[Records about charts and figures]
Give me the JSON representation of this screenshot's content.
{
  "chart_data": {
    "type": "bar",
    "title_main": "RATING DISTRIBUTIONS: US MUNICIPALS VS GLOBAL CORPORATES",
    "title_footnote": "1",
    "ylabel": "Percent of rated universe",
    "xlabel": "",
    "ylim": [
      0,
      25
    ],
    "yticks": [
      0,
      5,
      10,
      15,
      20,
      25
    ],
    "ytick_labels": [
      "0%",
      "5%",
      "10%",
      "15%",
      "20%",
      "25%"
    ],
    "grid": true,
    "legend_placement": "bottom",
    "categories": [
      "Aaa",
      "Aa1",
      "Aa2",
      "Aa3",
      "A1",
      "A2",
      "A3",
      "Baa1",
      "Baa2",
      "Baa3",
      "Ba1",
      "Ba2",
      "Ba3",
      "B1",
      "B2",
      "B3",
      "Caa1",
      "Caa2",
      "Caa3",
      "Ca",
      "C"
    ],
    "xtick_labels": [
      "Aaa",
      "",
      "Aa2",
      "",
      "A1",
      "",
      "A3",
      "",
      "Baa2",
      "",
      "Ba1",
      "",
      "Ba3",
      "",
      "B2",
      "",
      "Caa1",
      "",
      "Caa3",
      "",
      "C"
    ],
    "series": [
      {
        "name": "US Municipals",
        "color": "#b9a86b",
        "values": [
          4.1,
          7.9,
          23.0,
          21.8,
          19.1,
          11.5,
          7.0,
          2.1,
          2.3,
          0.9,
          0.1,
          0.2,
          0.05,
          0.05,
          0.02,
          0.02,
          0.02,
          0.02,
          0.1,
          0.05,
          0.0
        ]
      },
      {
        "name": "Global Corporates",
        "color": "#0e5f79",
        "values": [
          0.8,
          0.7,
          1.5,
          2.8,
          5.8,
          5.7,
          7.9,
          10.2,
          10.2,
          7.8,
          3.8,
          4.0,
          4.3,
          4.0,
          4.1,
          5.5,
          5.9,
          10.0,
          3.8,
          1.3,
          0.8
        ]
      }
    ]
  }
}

● Instruction
Show every line in the entries where the string "name" occurs.

● Response below
        "name": "US Municipals",
        "name": "Global Corporates",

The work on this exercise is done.